Stored data
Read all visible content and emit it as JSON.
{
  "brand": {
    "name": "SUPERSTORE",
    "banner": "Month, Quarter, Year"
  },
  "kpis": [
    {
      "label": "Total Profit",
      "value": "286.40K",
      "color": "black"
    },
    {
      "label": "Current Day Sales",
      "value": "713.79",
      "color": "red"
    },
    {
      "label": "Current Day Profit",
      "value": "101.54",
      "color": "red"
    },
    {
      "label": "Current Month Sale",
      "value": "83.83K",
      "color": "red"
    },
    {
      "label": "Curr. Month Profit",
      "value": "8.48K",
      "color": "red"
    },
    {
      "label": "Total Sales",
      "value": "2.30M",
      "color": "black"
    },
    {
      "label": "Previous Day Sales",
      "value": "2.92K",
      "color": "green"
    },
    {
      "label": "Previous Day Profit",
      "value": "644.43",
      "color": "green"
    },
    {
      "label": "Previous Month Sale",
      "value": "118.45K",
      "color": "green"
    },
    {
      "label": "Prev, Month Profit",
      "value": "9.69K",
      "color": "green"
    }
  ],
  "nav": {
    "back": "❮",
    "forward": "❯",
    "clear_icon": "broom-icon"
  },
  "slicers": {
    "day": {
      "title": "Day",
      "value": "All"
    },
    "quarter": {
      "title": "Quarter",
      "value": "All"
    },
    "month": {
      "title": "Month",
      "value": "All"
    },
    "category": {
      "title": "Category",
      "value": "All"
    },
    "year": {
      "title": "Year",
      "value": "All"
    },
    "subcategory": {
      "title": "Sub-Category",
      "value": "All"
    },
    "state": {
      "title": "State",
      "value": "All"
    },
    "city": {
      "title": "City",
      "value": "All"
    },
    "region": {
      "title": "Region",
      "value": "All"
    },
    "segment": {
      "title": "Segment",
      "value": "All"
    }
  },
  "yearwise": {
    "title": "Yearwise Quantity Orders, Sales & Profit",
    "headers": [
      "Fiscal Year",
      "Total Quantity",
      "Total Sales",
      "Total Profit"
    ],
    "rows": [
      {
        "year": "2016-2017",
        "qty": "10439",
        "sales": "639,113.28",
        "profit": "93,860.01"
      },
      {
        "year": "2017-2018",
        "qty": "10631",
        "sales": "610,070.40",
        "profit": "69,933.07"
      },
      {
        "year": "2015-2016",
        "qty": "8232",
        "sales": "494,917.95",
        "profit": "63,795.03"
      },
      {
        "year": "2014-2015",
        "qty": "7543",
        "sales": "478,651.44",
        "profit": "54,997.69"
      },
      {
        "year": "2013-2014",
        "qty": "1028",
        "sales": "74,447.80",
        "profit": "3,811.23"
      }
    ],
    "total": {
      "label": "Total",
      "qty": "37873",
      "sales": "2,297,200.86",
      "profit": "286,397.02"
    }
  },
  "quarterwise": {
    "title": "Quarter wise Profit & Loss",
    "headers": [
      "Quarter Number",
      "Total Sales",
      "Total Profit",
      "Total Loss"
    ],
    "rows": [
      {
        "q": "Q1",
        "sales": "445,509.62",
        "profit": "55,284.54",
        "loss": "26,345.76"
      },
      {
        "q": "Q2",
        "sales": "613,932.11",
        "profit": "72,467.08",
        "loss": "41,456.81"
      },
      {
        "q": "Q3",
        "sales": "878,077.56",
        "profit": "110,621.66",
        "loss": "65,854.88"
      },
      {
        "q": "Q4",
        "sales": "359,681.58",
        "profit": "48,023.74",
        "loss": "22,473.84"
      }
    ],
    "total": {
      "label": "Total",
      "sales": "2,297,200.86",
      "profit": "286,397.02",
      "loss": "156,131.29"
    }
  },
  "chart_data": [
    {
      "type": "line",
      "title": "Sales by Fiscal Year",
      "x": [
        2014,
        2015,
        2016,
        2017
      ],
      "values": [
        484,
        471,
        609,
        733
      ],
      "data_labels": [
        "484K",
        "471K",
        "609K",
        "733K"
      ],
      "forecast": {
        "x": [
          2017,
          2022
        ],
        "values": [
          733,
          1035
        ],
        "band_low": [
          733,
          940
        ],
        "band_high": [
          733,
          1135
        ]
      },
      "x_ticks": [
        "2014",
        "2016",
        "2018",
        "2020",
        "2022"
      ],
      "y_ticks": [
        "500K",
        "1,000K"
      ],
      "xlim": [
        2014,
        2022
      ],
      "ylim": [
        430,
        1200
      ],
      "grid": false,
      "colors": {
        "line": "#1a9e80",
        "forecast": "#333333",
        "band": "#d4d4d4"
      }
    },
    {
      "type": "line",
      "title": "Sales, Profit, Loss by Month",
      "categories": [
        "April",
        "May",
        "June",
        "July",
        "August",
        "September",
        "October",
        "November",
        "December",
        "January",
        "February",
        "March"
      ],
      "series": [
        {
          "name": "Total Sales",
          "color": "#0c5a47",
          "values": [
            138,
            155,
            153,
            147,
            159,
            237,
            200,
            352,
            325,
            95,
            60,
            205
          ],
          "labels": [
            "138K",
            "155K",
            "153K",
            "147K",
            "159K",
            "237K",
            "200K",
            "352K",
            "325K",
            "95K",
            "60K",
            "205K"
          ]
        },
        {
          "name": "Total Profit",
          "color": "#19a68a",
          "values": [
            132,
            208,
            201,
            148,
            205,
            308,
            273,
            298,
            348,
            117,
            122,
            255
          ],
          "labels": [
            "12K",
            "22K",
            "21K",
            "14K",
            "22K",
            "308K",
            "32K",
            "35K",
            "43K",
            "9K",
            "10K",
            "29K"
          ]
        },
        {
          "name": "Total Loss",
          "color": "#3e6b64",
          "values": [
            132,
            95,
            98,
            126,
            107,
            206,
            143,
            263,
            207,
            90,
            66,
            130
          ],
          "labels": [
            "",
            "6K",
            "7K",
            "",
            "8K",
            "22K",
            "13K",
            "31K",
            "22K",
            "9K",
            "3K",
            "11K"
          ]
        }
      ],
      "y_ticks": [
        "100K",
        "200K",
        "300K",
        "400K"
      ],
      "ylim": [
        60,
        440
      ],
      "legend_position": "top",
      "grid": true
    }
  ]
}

* Directions for this task:
Search the preceding listing for the word "Previous" and pull out every line that holds it.

* Full output:
      "label": "Previous Day Sales",
      "label": "Previous Day Profit",
      "label": "Previous Month Sale",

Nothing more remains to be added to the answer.